**Exercise material**.

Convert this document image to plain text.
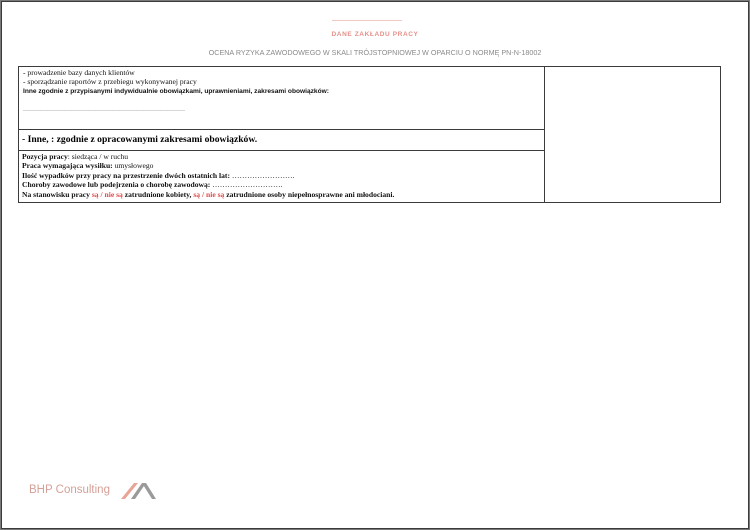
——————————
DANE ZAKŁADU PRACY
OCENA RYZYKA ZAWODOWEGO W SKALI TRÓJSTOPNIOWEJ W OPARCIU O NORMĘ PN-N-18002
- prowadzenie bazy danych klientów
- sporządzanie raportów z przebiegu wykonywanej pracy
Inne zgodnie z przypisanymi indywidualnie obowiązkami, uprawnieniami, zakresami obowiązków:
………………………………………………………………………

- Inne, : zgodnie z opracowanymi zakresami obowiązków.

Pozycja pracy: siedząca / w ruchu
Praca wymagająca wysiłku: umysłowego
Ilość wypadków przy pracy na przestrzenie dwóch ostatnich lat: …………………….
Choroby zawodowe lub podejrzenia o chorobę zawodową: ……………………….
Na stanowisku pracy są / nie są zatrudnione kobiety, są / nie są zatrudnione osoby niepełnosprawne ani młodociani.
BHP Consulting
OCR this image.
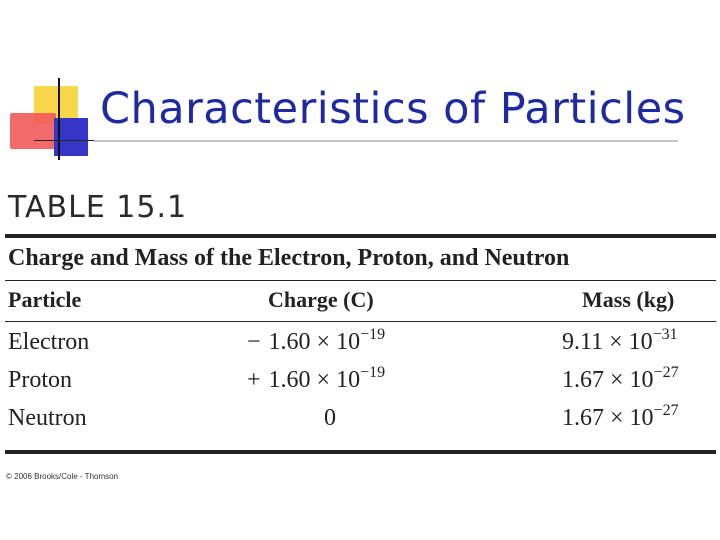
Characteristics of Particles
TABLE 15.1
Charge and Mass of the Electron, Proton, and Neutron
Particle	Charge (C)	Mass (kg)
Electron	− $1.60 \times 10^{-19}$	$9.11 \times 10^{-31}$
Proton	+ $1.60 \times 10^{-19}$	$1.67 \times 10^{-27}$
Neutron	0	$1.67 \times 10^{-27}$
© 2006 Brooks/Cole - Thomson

**Goal**. Across the entries, how many lines contain "Proton"? Reply with the number only.

**Written answer**. 2